#### AIM OF THE EXERCISE:
Give the number of lines containing the word "virtue" and nothing more.

#### DATASET EXCERPTS:
▶

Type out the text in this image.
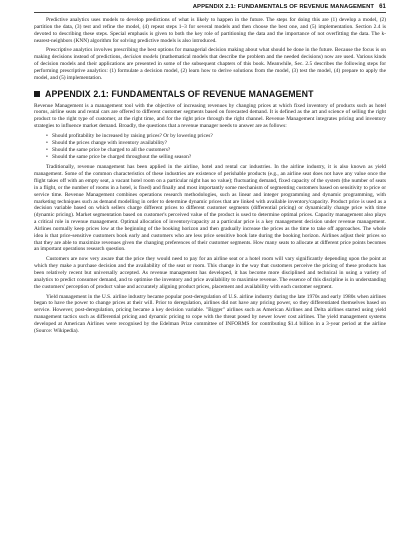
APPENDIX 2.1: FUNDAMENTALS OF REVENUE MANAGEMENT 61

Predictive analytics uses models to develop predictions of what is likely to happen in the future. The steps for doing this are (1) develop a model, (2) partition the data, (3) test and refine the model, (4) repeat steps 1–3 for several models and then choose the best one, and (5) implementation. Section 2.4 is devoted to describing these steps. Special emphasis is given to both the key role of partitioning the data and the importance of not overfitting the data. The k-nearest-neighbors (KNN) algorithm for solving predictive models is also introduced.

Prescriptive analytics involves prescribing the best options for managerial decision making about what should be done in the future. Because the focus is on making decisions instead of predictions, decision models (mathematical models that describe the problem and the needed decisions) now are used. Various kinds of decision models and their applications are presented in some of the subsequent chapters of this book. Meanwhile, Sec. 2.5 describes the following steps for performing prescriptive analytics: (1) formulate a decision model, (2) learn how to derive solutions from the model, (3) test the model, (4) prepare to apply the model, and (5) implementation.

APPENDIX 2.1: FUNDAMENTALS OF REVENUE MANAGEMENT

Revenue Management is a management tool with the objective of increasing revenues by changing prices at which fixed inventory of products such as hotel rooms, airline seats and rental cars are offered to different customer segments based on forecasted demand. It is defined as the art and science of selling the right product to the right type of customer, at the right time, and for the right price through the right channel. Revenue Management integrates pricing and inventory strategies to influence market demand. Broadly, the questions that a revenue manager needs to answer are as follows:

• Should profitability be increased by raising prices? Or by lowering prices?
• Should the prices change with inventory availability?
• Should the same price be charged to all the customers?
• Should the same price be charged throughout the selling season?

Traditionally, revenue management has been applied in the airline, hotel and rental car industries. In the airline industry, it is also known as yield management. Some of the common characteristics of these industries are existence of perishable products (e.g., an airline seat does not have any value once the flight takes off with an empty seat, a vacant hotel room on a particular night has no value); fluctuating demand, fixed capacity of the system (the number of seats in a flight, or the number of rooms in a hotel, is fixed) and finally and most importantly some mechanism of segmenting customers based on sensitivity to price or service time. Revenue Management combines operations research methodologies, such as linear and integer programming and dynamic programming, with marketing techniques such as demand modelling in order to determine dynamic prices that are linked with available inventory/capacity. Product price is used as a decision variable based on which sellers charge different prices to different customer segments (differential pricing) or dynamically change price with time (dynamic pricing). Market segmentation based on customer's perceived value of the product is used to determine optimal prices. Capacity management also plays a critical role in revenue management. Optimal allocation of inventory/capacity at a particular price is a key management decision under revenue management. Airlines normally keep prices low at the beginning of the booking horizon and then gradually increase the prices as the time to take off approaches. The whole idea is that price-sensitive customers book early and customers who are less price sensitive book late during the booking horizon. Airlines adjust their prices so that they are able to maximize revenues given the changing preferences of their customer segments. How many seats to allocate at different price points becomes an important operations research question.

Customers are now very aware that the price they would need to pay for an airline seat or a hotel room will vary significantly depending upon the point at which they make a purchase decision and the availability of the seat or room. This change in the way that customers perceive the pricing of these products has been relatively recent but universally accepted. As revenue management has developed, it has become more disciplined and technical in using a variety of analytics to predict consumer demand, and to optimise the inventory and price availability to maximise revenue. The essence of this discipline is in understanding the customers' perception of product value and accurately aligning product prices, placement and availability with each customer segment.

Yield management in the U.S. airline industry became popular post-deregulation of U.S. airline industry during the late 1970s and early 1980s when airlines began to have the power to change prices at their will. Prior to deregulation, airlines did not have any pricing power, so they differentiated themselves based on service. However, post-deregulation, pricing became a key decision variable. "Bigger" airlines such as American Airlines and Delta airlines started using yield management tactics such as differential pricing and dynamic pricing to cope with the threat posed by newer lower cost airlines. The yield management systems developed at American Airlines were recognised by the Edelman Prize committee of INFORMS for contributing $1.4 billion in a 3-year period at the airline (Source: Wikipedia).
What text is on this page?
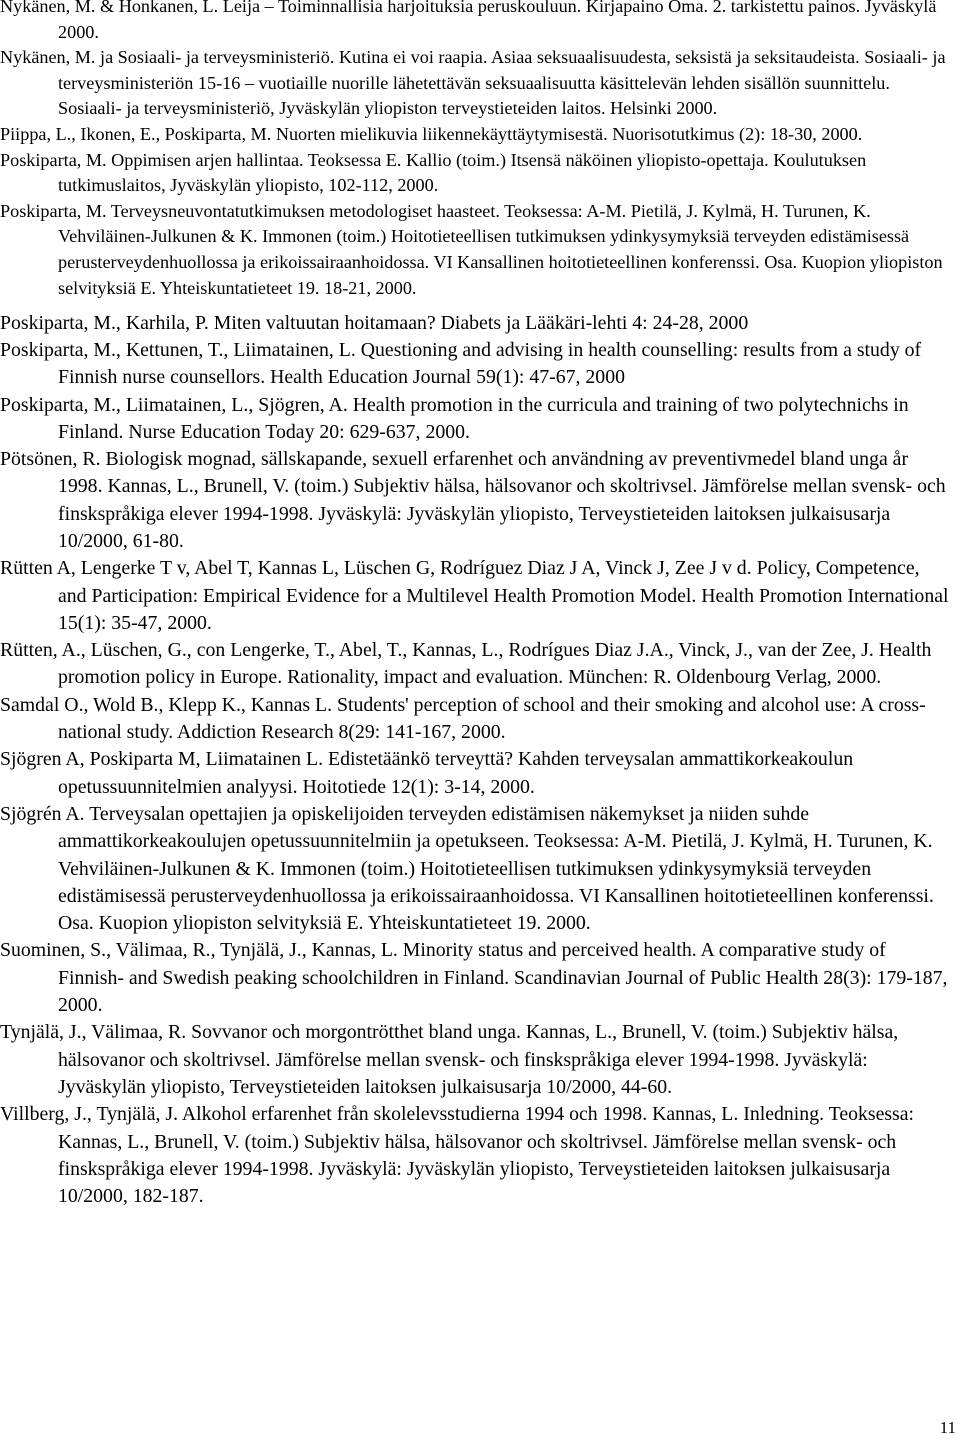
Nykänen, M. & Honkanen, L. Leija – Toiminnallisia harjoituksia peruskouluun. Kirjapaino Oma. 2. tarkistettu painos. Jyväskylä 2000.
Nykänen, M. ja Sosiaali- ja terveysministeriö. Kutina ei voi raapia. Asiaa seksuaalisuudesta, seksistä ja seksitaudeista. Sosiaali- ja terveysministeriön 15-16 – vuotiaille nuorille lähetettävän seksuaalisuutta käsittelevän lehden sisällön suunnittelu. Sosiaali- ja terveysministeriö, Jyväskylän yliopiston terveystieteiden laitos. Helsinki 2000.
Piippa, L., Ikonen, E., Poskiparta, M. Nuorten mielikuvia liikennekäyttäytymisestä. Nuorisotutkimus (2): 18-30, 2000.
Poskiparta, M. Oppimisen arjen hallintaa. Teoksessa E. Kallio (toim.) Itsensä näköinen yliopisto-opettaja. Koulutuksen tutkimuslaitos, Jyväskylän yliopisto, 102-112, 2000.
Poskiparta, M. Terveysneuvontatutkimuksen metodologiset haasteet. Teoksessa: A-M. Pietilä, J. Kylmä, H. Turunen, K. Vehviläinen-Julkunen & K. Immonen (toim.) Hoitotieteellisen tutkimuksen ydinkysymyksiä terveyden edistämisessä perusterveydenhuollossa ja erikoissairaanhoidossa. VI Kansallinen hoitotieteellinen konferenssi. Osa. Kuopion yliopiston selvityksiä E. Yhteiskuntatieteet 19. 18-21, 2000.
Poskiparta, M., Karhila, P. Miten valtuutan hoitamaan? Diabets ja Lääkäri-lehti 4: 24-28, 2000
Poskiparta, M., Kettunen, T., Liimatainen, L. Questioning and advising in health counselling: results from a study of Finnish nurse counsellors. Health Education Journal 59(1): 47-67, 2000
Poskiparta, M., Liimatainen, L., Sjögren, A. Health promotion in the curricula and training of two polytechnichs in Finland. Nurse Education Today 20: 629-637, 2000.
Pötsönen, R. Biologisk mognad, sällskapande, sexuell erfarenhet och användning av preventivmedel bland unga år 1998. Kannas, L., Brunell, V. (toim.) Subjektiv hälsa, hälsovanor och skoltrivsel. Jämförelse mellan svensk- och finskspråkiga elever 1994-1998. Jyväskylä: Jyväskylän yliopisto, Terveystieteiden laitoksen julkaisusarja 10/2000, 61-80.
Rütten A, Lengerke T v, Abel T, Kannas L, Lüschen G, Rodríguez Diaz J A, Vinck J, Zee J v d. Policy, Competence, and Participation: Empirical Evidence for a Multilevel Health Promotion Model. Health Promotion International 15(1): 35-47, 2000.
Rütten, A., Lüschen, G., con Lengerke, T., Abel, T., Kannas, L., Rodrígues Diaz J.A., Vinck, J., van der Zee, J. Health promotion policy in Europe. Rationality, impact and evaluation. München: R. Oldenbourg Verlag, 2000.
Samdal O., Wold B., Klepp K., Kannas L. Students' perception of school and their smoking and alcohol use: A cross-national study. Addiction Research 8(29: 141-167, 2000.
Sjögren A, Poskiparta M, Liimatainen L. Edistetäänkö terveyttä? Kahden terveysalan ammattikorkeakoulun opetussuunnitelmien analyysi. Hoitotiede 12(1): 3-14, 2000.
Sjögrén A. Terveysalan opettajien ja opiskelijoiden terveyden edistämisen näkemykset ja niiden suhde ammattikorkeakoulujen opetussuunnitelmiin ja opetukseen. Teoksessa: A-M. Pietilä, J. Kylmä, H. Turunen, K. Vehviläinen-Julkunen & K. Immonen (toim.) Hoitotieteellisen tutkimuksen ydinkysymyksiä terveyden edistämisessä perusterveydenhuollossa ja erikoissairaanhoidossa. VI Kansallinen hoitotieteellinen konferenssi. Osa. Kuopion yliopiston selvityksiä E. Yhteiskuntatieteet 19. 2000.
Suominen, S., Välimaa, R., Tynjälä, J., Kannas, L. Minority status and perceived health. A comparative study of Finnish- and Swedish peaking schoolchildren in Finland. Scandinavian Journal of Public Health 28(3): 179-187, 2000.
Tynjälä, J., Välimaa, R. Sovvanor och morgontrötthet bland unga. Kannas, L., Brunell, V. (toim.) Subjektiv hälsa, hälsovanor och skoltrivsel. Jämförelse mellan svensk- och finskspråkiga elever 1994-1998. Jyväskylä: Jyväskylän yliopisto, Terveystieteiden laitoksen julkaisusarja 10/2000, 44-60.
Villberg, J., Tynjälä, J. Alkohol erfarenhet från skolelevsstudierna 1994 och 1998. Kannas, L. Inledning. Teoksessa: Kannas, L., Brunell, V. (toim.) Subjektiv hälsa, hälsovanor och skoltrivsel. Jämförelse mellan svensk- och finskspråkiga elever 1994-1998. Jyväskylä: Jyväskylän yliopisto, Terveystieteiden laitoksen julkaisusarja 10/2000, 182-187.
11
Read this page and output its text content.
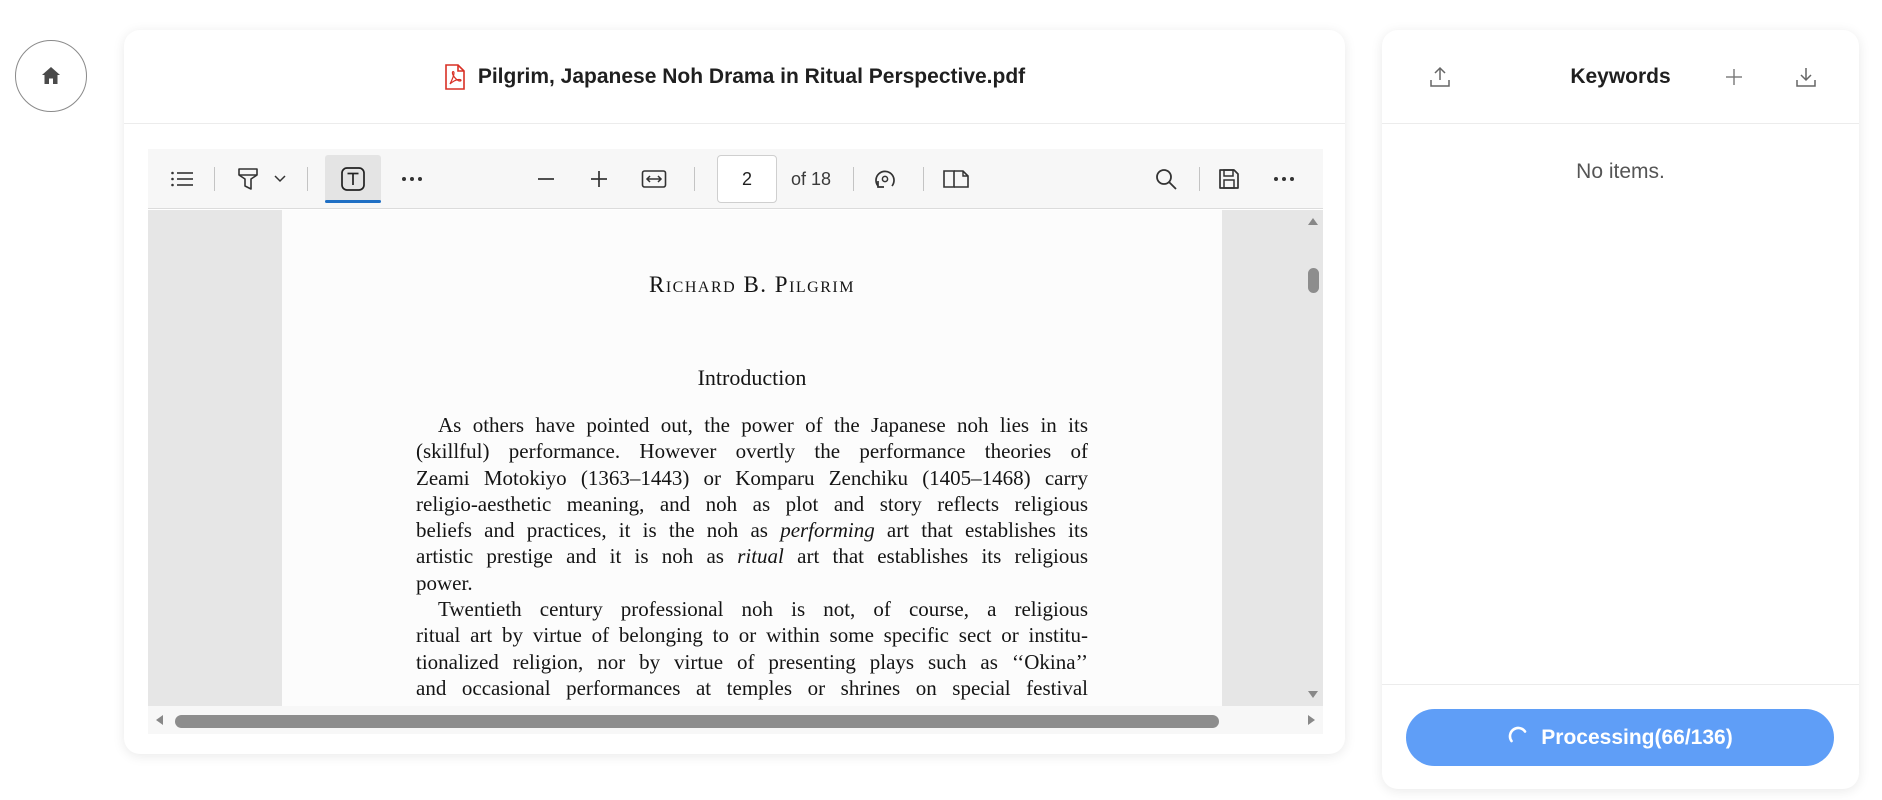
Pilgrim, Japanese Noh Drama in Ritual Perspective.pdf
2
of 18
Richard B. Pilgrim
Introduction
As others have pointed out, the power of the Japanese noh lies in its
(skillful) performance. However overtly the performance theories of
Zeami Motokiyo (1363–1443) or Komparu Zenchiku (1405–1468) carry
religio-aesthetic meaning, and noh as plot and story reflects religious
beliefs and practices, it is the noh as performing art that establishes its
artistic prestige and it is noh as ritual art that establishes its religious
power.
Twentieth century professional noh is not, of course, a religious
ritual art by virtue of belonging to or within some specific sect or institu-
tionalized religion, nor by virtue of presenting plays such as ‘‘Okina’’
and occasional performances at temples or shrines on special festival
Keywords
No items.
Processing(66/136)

◀

#### FINAL RESULT:
2